> EXTRACTED DATA
* Begin *

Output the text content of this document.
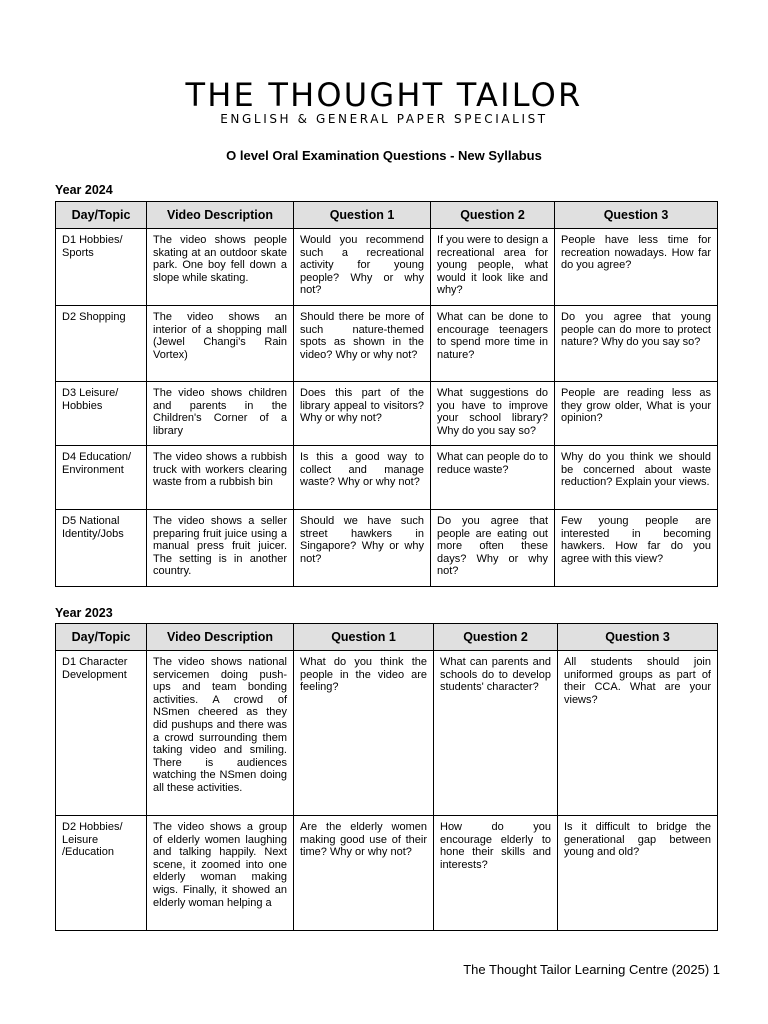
THE THOUGHT TAILOR
ENGLISH & GENERAL PAPER SPECIALIST
O level Oral Examination Questions - New Syllabus
Year 2024
Day/Topic	Video Description	Question 1	Question 2	Question 3
D1 Hobbies/ Sports	The video shows people skating at an outdoor skate park. One boy fell down a slope while skating.	Would you recommend such a recreational activity for young people? Why or why not?	If you were to design a recreational area for young people, what would it look like and why?	People have less time for recreation nowadays. How far do you agree?
D2 Shopping	The video shows an interior of a shopping mall (Jewel Changi's Rain Vortex)	Should there be more of such nature-themed spots as shown in the video? Why or why not?	What can be done to encourage teenagers to spend more time in nature?	Do you agree that young people can do more to protect nature? Why do you say so?
D3 Leisure/ Hobbies	The video shows children and parents in the Children's Corner of a library	Does this part of the library appeal to visitors? Why or why not?	What suggestions do you have to improve your school library? Why do you say so?	People are reading less as they grow older, What is your opinion?
D4 Education/ Environment	The video shows a rubbish truck with workers clearing waste from a rubbish bin	Is this a good way to collect and manage waste? Why or why not?	What can people do to reduce waste?	Why do you think we should be concerned about waste reduction? Explain your views.
D5 National Identity/Jobs	The video shows a seller preparing fruit juice using a manual press fruit juicer. The setting is in another country.	Should we have such street hawkers in Singapore? Why or why not?	Do you agree that people are eating out more often these days? Why or why not?	Few young people are interested in becoming hawkers. How far do you agree with this view?
Year 2023
Day/Topic	Video Description	Question 1	Question 2	Question 3
D1 Character Development	The video shows national servicemen doing push-ups and team bonding activities. A crowd of NSmen cheered as they did pushups and there was a crowd surrounding them taking video and smiling. There is audiences watching the NSmen doing all these activities.	What do you think the people in the video are feeling?	What can parents and schools do to develop students' character?	All students should join uniformed groups as part of their CCA. What are your views?
D2 Hobbies/ Leisure /Education	The video shows a group of elderly women laughing and talking happily. Next scene, it zoomed into one elderly woman making wigs. Finally, it showed an elderly woman helping a	Are the elderly women making good use of their time? Why or why not?	How do you encourage elderly to hone their skills and interests?	Is it difficult to bridge the generational gap between young and old?
The Thought Tailor Learning Centre (2025) 1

* End *

> PROBLEM TO WORK ON
Without including the pictures, reproduce all entries exactly.

> ANSWER TO THIS EXERCISE
Output the text content of this document.
THE THOUGHT TAILOR
ENGLISH & GENERAL PAPER SPECIALIST
O level Oral Examination Questions - New Syllabus
Year 2024
Day/Topic	Video Description	Question 1	Question 2	Question 3
D1 Hobbies/ Sports	The video shows people skating at an outdoor skate park. One boy fell down a slope while skating.	Would you recommend such a recreational activity for young people? Why or why not?	If you were to design a recreational area for young people, what would it look like and why?	People have less time for recreation nowadays. How far do you agree?
D2 Shopping	The video shows an interior of a shopping mall (Jewel Changi's Rain Vortex)	Should there be more of such nature-themed spots as shown in the video? Why or why not?	What can be done to encourage teenagers to spend more time in nature?	Do you agree that young people can do more to protect nature? Why do you say so?
D3 Leisure/ Hobbies	The video shows children and parents in the Children's Corner of a library	Does this part of the library appeal to visitors? Why or why not?	What suggestions do you have to improve your school library? Why do you say so?	People are reading less as they grow older, What is your opinion?
D4 Education/ Environment	The video shows a rubbish truck with workers clearing waste from a rubbish bin	Is this a good way to collect and manage waste? Why or why not?	What can people do to reduce waste?	Why do you think we should be concerned about waste reduction? Explain your views.
D5 National Identity/Jobs	The video shows a seller preparing fruit juice using a manual press fruit juicer. The setting is in another country.	Should we have such street hawkers in Singapore? Why or why not?	Do you agree that people are eating out more often these days? Why or why not?	Few young people are interested in becoming hawkers. How far do you agree with this view?
Year 2023
Day/Topic	Video Description	Question 1	Question 2	Question 3
D1 Character Development	The video shows national servicemen doing push-ups and team bonding activities. A crowd of NSmen cheered as they did pushups and there was a crowd surrounding them taking video and smiling. There is audiences watching the NSmen doing all these activities.	What do you think the people in the video are feeling?	What can parents and schools do to develop students' character?	All students should join uniformed groups as part of their CCA. What are your views?
D2 Hobbies/ Leisure /Education	The video shows a group of elderly women laughing and talking happily. Next scene, it zoomed into one elderly woman making wigs. Finally, it showed an elderly woman helping a	Are the elderly women making good use of their time? Why or why not?	How do you encourage elderly to hone their skills and interests?	Is it difficult to bridge the generational gap between young and old?
The Thought Tailor Learning Centre (2025) 1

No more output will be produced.